I’m really surprised though that the updater jar they expect to work so consistently failed for me and a couple other people who reported the same problems. Also, life would’ve been so much easier if glassfish allowed the user to update to JSF 2.0.9 without having to go through all the circus of manually trying to update the existing set up.

Anyway, if wishes were horses……

Scala with JPA

In my quest to make Scala blend with JSF and JPA, I’ve been trying to get an app working where I interact with the database while using Scala entities. Obviously, as a first step, I got a simple JPA project working, where my User class looked like:


import java.io.Serializable;
import javax.persistence.*;

@Entity
@Table(name = "user")
@NamedQueries({@NamedQuery(name = "User.findAll", query = "SELECT u FROM User u"),
@NamedQuery(name = "User.findById", query = "SELECT u FROM User u WHERE u.id = :id"), 
@NamedQuery(name = "User.findByFirstname", query = "SELECT u FROM User u WHERE u.firstname = :firstname"),
@NamedQuery(name = "User.findByLastname", query = "SELECT u FROM User u WHERE u.lastname = :lastname")})
public class User implements Serializable
{
    private static final long serialVersionUID = 1L;
    @Id
    @Basic(optional = false)
    @Column(name = "ID")
# # #
## WORK TO COMPLETE
(1) Check each statement against the Scala and JPA excerpt and mark it yes or no. Quote the words from the excerpt that settle it. (a) The updater jar worked for the writer. (b) The User class is mapped to a table named "user". (c) The writer wanted glassfish to allow an update to JSF 2.1.
(2) List every named query defined for the User class in the Scala and JPA excerpt.
# # #
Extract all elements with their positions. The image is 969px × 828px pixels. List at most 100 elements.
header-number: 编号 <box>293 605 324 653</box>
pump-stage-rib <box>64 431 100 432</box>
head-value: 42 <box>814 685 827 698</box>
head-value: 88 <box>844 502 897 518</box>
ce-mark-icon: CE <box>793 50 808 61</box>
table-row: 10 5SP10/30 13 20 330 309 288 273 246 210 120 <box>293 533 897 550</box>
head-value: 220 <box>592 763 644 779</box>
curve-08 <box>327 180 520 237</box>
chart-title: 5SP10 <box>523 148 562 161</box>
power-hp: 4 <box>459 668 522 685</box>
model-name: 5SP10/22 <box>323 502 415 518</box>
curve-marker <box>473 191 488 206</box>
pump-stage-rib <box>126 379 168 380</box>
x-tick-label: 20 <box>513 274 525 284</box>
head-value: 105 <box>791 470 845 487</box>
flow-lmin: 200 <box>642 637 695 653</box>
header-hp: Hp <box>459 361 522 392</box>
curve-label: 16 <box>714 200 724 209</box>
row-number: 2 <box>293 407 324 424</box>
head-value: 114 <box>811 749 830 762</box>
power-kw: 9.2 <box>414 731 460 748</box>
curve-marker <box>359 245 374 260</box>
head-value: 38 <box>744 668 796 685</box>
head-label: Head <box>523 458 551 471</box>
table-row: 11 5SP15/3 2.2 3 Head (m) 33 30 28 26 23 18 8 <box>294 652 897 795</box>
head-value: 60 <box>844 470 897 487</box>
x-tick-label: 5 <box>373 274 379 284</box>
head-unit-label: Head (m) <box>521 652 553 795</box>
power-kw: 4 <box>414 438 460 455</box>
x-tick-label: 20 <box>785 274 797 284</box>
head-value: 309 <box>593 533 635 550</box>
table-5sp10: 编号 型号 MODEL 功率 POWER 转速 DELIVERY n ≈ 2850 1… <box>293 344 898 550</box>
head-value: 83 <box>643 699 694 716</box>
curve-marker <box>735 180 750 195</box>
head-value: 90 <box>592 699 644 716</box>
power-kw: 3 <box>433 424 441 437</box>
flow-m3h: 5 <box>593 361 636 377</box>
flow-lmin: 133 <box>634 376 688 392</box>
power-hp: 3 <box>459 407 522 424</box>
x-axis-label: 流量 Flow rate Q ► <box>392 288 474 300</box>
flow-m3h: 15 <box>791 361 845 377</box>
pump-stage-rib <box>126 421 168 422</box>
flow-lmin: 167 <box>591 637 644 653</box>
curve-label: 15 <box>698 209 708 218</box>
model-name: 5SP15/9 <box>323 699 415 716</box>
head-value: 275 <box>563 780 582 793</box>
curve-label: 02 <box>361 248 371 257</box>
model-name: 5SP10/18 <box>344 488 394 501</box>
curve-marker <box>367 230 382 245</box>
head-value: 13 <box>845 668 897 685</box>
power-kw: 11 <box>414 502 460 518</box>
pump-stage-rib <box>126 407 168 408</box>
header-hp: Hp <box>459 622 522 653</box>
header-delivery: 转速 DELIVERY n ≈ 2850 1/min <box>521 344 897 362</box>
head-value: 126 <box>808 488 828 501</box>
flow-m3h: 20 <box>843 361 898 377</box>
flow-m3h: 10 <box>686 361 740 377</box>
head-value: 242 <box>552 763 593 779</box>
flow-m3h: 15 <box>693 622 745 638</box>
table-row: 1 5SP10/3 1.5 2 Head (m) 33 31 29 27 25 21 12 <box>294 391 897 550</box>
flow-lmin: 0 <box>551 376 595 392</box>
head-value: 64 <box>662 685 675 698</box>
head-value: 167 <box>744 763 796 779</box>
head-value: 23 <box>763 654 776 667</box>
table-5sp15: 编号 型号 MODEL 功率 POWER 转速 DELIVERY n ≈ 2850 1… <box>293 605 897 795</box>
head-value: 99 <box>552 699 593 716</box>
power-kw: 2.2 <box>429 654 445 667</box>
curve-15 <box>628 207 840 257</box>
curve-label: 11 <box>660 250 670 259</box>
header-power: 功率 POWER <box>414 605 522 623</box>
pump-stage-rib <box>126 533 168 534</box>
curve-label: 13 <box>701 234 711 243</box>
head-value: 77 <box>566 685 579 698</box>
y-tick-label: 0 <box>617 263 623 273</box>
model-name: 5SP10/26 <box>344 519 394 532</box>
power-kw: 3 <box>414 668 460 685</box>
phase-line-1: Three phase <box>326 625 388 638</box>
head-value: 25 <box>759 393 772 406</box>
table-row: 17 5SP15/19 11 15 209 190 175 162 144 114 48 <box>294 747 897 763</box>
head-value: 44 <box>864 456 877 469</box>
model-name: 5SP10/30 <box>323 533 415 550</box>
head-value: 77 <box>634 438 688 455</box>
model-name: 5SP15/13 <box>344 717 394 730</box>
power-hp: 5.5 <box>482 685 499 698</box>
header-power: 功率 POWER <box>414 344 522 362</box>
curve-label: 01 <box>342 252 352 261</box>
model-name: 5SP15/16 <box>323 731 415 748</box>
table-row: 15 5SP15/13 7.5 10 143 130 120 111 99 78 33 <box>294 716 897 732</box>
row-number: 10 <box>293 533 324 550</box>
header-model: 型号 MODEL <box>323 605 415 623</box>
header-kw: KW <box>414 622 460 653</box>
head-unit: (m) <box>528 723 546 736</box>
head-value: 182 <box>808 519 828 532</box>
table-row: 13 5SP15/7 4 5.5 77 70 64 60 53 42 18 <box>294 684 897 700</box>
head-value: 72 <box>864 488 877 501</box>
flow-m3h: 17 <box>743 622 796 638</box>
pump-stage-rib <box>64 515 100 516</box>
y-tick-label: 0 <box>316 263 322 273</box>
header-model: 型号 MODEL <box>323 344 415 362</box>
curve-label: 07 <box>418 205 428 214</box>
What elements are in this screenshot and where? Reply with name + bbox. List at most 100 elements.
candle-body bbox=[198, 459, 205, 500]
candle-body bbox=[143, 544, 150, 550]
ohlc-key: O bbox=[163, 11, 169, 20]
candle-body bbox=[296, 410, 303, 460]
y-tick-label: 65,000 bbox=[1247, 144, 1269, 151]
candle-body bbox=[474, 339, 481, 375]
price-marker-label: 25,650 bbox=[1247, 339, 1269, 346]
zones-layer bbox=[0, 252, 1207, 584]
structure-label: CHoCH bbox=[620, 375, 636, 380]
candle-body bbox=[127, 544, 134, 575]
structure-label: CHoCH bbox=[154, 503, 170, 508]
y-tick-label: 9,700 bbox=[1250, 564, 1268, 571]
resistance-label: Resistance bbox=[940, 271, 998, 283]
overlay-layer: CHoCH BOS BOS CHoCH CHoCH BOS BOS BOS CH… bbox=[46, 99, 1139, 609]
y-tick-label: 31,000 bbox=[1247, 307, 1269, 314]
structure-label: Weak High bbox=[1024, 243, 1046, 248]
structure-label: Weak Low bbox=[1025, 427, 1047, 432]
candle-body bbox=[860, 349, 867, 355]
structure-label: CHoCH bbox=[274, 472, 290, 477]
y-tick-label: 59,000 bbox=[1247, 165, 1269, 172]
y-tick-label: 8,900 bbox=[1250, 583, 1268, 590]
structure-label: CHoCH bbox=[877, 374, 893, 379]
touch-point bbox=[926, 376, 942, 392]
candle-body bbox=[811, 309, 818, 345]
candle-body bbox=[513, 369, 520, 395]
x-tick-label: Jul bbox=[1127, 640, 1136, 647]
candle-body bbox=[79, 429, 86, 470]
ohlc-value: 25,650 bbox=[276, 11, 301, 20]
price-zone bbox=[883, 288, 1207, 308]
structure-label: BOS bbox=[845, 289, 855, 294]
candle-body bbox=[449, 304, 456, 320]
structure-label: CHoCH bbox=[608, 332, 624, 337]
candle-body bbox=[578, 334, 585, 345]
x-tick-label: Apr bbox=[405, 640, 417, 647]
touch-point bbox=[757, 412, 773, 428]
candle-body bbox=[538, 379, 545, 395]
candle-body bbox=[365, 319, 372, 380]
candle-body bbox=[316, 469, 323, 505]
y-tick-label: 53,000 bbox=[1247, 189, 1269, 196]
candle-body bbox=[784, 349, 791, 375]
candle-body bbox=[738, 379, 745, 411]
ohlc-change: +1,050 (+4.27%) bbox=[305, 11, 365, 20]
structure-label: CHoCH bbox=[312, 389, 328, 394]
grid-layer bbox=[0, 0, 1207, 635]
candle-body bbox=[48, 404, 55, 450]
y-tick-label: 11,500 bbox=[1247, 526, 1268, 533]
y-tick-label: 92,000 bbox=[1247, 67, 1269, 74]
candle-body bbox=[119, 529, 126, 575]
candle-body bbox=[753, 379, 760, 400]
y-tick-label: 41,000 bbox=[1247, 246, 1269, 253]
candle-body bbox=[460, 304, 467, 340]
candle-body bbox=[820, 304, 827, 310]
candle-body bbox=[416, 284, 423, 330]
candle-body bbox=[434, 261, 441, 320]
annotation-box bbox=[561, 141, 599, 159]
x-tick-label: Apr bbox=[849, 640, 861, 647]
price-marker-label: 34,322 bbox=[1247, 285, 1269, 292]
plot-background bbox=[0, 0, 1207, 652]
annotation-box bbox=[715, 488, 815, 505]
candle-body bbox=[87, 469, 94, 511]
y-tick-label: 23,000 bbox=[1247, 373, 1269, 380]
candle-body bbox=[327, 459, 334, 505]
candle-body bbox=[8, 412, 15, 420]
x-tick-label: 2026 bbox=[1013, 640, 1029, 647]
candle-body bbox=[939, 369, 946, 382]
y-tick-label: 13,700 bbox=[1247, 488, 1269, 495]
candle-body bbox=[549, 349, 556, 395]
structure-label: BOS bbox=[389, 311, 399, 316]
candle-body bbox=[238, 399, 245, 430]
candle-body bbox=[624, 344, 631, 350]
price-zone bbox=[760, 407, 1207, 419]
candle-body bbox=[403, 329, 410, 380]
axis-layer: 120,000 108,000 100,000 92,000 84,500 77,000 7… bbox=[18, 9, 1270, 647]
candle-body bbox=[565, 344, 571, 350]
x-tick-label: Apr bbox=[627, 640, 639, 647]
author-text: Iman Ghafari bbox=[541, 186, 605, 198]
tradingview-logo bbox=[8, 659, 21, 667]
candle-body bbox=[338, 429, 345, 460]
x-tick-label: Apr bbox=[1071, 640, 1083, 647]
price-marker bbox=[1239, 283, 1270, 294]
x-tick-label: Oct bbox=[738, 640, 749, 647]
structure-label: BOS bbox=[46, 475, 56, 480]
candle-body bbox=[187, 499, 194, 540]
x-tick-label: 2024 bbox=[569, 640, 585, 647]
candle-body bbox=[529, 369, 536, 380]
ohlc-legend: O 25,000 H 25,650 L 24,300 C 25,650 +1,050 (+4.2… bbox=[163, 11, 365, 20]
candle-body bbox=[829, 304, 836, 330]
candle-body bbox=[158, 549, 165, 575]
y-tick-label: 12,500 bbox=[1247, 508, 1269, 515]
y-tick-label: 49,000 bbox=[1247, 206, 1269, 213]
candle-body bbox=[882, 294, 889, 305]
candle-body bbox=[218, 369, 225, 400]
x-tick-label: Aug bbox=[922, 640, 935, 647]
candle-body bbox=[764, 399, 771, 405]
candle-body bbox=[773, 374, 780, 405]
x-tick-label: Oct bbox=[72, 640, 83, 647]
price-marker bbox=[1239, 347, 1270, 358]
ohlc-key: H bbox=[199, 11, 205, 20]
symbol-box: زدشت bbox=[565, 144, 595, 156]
# # #
## ANSWER SECTION
(1)
(a) No: "the updater jar they expect to work so consistently failed for me"
(b) Yes: "@Table(name = "user")"
(c) No: "update to JSF 2.0.9"

(2)
User.findAll
User.findById
User.findByFirstname
User.findByLastname